>>>>

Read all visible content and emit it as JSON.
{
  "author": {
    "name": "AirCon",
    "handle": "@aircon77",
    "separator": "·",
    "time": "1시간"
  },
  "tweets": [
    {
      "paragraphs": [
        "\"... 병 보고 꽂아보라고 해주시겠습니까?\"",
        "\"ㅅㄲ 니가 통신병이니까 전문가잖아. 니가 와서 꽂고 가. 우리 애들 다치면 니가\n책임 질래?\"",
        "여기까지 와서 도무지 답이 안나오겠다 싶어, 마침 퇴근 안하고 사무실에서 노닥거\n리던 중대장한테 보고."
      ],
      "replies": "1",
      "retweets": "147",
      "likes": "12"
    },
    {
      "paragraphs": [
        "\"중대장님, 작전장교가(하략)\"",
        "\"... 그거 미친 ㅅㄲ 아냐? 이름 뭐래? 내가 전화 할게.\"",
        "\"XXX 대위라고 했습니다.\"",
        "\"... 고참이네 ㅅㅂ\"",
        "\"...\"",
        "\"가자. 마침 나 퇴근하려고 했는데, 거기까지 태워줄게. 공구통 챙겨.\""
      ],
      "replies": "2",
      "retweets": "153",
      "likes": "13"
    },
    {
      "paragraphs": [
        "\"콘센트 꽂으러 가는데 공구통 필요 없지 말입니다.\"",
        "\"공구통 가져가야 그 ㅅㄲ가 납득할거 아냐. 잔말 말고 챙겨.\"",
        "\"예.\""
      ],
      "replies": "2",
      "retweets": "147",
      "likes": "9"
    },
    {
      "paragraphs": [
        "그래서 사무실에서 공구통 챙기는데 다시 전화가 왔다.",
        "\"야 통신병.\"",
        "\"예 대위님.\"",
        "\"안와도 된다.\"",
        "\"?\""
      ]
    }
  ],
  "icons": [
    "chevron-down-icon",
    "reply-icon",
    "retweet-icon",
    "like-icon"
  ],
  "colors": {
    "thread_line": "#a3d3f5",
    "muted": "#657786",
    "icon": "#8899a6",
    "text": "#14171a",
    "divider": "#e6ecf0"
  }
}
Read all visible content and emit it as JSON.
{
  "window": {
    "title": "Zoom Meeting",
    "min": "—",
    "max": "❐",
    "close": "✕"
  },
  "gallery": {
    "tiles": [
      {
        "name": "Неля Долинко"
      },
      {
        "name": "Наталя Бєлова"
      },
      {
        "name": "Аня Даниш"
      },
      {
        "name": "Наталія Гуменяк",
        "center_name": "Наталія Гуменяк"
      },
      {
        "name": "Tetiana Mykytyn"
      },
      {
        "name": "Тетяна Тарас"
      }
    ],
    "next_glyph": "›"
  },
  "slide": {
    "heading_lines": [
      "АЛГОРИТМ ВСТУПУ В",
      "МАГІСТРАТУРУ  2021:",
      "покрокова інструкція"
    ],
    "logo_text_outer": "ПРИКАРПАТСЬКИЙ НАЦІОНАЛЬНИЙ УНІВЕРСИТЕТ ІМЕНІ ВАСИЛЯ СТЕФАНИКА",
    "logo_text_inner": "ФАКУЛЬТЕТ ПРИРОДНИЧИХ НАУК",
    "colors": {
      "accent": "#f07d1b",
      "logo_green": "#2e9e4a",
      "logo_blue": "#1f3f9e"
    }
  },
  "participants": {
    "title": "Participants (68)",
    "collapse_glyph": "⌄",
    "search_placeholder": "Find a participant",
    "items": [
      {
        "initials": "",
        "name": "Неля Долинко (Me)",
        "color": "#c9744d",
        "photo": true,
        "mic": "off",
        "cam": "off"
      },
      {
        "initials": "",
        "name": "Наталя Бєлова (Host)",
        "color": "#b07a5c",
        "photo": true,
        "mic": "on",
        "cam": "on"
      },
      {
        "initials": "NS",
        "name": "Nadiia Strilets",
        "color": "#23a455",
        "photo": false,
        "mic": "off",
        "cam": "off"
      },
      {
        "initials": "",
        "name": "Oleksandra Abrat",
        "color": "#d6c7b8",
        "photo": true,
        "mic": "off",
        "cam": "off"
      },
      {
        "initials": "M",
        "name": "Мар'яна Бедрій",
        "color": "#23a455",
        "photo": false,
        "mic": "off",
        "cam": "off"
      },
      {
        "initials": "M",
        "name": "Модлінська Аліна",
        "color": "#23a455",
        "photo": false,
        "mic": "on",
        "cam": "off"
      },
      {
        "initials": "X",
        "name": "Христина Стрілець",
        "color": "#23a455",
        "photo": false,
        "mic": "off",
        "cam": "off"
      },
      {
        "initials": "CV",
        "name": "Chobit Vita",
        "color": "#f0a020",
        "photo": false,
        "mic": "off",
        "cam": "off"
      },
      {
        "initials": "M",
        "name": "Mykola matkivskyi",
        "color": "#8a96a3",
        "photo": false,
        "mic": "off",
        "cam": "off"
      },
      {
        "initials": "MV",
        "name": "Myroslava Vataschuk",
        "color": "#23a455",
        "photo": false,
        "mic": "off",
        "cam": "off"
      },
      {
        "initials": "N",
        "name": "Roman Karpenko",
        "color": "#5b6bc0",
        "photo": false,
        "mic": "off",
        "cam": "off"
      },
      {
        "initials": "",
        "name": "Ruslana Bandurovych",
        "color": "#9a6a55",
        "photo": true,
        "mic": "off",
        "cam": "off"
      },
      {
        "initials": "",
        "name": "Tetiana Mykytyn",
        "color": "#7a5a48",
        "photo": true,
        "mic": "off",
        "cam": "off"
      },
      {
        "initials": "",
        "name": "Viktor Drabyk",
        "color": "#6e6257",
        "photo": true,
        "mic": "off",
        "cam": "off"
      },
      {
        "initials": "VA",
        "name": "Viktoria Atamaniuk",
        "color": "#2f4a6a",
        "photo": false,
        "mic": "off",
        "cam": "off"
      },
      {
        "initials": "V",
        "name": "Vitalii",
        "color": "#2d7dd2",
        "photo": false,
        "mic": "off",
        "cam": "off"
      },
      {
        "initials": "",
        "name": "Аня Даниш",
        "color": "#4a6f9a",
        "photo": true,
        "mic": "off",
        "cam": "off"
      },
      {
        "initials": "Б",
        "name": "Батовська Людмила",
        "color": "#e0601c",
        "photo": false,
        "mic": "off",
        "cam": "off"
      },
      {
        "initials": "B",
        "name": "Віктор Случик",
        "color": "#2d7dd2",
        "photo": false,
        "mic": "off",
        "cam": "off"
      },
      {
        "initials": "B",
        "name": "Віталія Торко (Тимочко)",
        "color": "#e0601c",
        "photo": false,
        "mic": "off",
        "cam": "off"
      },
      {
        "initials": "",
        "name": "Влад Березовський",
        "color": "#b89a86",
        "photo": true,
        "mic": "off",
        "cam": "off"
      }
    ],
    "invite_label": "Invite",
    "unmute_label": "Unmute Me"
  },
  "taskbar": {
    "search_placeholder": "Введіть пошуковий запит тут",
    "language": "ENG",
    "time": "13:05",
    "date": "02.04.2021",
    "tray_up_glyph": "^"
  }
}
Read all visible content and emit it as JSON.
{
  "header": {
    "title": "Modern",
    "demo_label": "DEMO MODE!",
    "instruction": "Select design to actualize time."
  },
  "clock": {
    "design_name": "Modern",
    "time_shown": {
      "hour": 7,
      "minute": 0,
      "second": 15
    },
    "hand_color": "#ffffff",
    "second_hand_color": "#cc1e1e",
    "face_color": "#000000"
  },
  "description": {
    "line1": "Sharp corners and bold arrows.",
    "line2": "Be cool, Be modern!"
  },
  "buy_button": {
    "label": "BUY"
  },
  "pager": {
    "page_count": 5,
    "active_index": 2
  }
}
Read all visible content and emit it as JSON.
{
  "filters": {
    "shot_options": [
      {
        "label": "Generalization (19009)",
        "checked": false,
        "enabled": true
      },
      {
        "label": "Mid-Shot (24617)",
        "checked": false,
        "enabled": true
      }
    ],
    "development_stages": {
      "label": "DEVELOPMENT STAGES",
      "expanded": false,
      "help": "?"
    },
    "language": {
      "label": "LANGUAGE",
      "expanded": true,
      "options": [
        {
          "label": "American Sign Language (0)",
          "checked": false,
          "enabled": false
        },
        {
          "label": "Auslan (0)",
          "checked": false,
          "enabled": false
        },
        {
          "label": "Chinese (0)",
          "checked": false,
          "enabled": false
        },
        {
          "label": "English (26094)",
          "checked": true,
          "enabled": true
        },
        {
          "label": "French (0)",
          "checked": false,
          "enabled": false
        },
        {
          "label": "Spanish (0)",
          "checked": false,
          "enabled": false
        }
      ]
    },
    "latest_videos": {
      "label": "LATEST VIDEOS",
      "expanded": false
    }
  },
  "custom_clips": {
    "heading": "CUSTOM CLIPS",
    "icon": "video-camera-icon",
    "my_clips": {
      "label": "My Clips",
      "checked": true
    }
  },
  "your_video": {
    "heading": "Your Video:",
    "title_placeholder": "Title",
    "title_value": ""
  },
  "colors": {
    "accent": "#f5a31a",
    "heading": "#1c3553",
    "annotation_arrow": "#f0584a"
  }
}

<<<<

◆ What the task requires
Gather all lines from the records above in which "Наталя" appears.

◆ Solution to this problem
        "name": "Наталя Бєлова"
        "name": "Наталя Бєлова (Host)",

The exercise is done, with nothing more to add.